Excerpts from a figure dataset:
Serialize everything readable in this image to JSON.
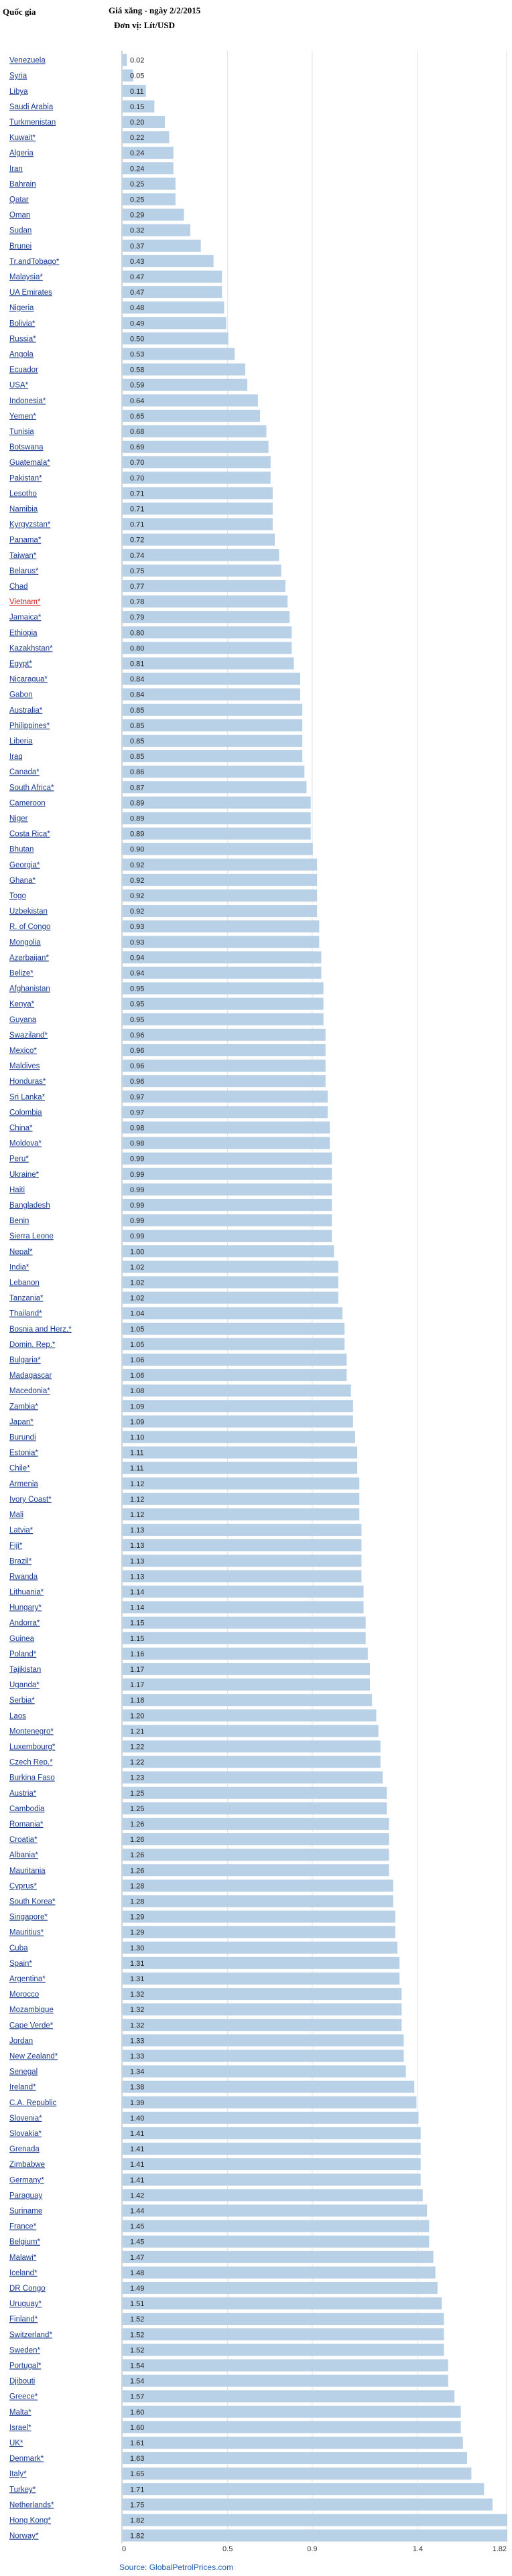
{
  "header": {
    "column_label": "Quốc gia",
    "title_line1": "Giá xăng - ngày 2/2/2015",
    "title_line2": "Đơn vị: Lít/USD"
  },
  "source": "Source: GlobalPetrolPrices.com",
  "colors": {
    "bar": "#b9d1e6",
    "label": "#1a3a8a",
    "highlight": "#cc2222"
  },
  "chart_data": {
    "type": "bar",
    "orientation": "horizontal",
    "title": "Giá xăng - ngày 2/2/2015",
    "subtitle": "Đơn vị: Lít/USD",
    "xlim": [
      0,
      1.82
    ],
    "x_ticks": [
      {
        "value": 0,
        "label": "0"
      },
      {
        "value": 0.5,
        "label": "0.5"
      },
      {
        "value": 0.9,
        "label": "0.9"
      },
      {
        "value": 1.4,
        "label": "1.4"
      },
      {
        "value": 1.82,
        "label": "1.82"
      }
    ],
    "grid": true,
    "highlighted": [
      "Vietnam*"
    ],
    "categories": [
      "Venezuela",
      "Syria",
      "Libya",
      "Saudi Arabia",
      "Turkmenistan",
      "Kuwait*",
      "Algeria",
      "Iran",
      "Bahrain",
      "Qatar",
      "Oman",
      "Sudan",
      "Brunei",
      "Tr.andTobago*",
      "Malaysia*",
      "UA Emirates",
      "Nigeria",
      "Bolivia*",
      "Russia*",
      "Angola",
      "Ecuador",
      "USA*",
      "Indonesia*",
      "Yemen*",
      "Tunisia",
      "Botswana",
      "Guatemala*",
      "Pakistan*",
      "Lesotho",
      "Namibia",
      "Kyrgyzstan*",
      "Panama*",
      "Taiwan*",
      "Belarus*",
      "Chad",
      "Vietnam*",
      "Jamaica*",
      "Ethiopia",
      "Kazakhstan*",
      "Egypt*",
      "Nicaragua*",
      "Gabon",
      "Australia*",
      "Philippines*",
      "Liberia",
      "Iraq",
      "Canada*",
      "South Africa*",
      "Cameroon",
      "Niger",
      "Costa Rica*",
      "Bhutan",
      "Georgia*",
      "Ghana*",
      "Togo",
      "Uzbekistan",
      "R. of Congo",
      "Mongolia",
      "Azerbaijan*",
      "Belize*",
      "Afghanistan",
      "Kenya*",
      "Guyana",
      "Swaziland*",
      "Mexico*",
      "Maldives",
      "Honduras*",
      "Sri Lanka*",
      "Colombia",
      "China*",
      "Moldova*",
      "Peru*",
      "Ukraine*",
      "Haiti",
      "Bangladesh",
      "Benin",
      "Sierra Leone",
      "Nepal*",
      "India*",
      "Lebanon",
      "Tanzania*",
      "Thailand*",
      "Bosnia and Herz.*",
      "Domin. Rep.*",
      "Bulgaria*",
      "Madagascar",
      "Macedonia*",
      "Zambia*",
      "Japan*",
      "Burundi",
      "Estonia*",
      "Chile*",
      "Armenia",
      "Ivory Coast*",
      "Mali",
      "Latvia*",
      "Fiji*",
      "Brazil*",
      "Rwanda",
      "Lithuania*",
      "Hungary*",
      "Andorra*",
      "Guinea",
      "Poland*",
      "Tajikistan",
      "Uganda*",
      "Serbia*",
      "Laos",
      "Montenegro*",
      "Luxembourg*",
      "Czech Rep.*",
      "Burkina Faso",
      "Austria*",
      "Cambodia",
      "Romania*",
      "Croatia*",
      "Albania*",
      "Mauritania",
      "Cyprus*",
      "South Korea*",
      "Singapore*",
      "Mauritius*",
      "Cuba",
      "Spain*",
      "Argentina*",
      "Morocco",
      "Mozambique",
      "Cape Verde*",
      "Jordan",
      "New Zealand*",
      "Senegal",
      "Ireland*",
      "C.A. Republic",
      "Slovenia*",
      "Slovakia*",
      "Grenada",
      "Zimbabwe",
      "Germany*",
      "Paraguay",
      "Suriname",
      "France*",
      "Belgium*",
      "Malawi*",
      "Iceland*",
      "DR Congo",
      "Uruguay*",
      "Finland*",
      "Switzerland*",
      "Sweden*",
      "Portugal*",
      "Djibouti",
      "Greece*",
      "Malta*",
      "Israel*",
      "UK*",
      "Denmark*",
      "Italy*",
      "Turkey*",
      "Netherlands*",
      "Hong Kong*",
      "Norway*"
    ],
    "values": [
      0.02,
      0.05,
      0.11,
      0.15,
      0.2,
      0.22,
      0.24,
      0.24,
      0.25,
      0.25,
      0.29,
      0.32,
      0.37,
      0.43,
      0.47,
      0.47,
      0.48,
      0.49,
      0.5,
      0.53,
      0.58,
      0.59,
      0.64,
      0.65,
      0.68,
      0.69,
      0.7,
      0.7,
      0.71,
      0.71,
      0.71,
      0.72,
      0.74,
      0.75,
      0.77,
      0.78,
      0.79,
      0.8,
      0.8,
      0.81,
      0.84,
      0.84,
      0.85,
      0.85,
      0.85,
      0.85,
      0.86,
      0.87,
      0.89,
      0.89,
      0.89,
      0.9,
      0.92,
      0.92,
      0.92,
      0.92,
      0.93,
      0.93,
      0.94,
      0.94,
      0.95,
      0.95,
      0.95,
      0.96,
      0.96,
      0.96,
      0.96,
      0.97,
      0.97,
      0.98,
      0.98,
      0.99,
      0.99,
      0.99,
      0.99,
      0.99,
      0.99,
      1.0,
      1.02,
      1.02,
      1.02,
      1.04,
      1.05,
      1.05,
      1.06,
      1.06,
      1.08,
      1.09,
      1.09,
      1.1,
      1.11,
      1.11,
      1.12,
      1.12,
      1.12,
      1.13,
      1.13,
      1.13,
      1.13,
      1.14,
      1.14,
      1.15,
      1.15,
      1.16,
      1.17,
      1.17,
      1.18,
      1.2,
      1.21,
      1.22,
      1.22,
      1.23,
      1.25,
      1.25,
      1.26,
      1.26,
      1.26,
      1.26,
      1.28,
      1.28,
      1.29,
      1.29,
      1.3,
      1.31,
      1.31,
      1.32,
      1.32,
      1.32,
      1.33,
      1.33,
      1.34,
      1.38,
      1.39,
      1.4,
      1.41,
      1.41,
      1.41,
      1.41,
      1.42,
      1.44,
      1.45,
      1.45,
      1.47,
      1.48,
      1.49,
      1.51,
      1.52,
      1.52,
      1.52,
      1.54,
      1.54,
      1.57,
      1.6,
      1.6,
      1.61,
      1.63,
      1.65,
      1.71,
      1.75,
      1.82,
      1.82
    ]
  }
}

Your objective:
Pictures are to be left out; all else in the entries above is to be quoted exactly.

Solved exercise:
Serialize everything readable in this image to JSON.
{
  "header": {
    "column_label": "Quốc gia",
    "title_line1": "Giá xăng - ngày 2/2/2015",
    "title_line2": "Đơn vị: Lít/USD"
  },
  "source": "Source: GlobalPetrolPrices.com",
  "colors": {
    "bar": "#b9d1e6",
    "label": "#1a3a8a",
    "highlight": "#cc2222"
  },
  "chart_data": {
    "type": "bar",
    "orientation": "horizontal",
    "title": "Giá xăng - ngày 2/2/2015",
    "subtitle": "Đơn vị: Lít/USD",
    "xlim": [
      0,
      1.82
    ],
    "x_ticks": [
      {
        "value": 0,
        "label": "0"
      },
      {
        "value": 0.5,
        "label": "0.5"
      },
      {
        "value": 0.9,
        "label": "0.9"
      },
      {
        "value": 1.4,
        "label": "1.4"
      },
      {
        "value": 1.82,
        "label": "1.82"
      }
    ],
    "grid": true,
    "highlighted": [
      "Vietnam*"
    ],
    "categories": [
      "Venezuela",
      "Syria",
      "Libya",
      "Saudi Arabia",
      "Turkmenistan",
      "Kuwait*",
      "Algeria",
      "Iran",
      "Bahrain",
      "Qatar",
      "Oman",
      "Sudan",
      "Brunei",
      "Tr.andTobago*",
      "Malaysia*",
      "UA Emirates",
      "Nigeria",
      "Bolivia*",
      "Russia*",
      "Angola",
      "Ecuador",
      "USA*",
      "Indonesia*",
      "Yemen*",
      "Tunisia",
      "Botswana",
      "Guatemala*",
      "Pakistan*",
      "Lesotho",
      "Namibia",
      "Kyrgyzstan*",
      "Panama*",
      "Taiwan*",
      "Belarus*",
      "Chad",
      "Vietnam*",
      "Jamaica*",
      "Ethiopia",
      "Kazakhstan*",
      "Egypt*",
      "Nicaragua*",
      "Gabon",
      "Australia*",
      "Philippines*",
      "Liberia",
      "Iraq",
      "Canada*",
      "South Africa*",
      "Cameroon",
      "Niger",
      "Costa Rica*",
      "Bhutan",
      "Georgia*",
      "Ghana*",
      "Togo",
      "Uzbekistan",
      "R. of Congo",
      "Mongolia",
      "Azerbaijan*",
      "Belize*",
      "Afghanistan",
      "Kenya*",
      "Guyana",
      "Swaziland*",
      "Mexico*",
      "Maldives",
      "Honduras*",
      "Sri Lanka*",
      "Colombia",
      "China*",
      "Moldova*",
      "Peru*",
      "Ukraine*",
      "Haiti",
      "Bangladesh",
      "Benin",
      "Sierra Leone",
      "Nepal*",
      "India*",
      "Lebanon",
      "Tanzania*",
      "Thailand*",
      "Bosnia and Herz.*",
      "Domin. Rep.*",
      "Bulgaria*",
      "Madagascar",
      "Macedonia*",
      "Zambia*",
      "Japan*",
      "Burundi",
      "Estonia*",
      "Chile*",
      "Armenia",
      "Ivory Coast*",
      "Mali",
      "Latvia*",
      "Fiji*",
      "Brazil*",
      "Rwanda",
      "Lithuania*",
      "Hungary*",
      "Andorra*",
      "Guinea",
      "Poland*",
      "Tajikistan",
      "Uganda*",
      "Serbia*",
      "Laos",
      "Montenegro*",
      "Luxembourg*",
      "Czech Rep.*",
      "Burkina Faso",
      "Austria*",
      "Cambodia",
      "Romania*",
      "Croatia*",
      "Albania*",
      "Mauritania",
      "Cyprus*",
      "South Korea*",
      "Singapore*",
      "Mauritius*",
      "Cuba",
      "Spain*",
      "Argentina*",
      "Morocco",
      "Mozambique",
      "Cape Verde*",
      "Jordan",
      "New Zealand*",
      "Senegal",
      "Ireland*",
      "C.A. Republic",
      "Slovenia*",
      "Slovakia*",
      "Grenada",
      "Zimbabwe",
      "Germany*",
      "Paraguay",
      "Suriname",
      "France*",
      "Belgium*",
      "Malawi*",
      "Iceland*",
      "DR Congo",
      "Uruguay*",
      "Finland*",
      "Switzerland*",
      "Sweden*",
      "Portugal*",
      "Djibouti",
      "Greece*",
      "Malta*",
      "Israel*",
      "UK*",
      "Denmark*",
      "Italy*",
      "Turkey*",
      "Netherlands*",
      "Hong Kong*",
      "Norway*"
    ],
    "values": [
      0.02,
      0.05,
      0.11,
      0.15,
      0.2,
      0.22,
      0.24,
      0.24,
      0.25,
      0.25,
      0.29,
      0.32,
      0.37,
      0.43,
      0.47,
      0.47,
      0.48,
      0.49,
      0.5,
      0.53,
      0.58,
      0.59,
      0.64,
      0.65,
      0.68,
      0.69,
      0.7,
      0.7,
      0.71,
      0.71,
      0.71,
      0.72,
      0.74,
      0.75,
      0.77,
      0.78,
      0.79,
      0.8,
      0.8,
      0.81,
      0.84,
      0.84,
      0.85,
      0.85,
      0.85,
      0.85,
      0.86,
      0.87,
      0.89,
      0.89,
      0.89,
      0.9,
      0.92,
      0.92,
      0.92,
      0.92,
      0.93,
      0.93,
      0.94,
      0.94,
      0.95,
      0.95,
      0.95,
      0.96,
      0.96,
      0.96,
      0.96,
      0.97,
      0.97,
      0.98,
      0.98,
      0.99,
      0.99,
      0.99,
      0.99,
      0.99,
      0.99,
      1.0,
      1.02,
      1.02,
      1.02,
      1.04,
      1.05,
      1.05,
      1.06,
      1.06,
      1.08,
      1.09,
      1.09,
      1.1,
      1.11,
      1.11,
      1.12,
      1.12,
      1.12,
      1.13,
      1.13,
      1.13,
      1.13,
      1.14,
      1.14,
      1.15,
      1.15,
      1.16,
      1.17,
      1.17,
      1.18,
      1.2,
      1.21,
      1.22,
      1.22,
      1.23,
      1.25,
      1.25,
      1.26,
      1.26,
      1.26,
      1.26,
      1.28,
      1.28,
      1.29,
      1.29,
      1.3,
      1.31,
      1.31,
      1.32,
      1.32,
      1.32,
      1.33,
      1.33,
      1.34,
      1.38,
      1.39,
      1.4,
      1.41,
      1.41,
      1.41,
      1.41,
      1.42,
      1.44,
      1.45,
      1.45,
      1.47,
      1.48,
      1.49,
      1.51,
      1.52,
      1.52,
      1.52,
      1.54,
      1.54,
      1.57,
      1.6,
      1.6,
      1.61,
      1.63,
      1.65,
      1.71,
      1.75,
      1.82,
      1.82
    ]
  }
}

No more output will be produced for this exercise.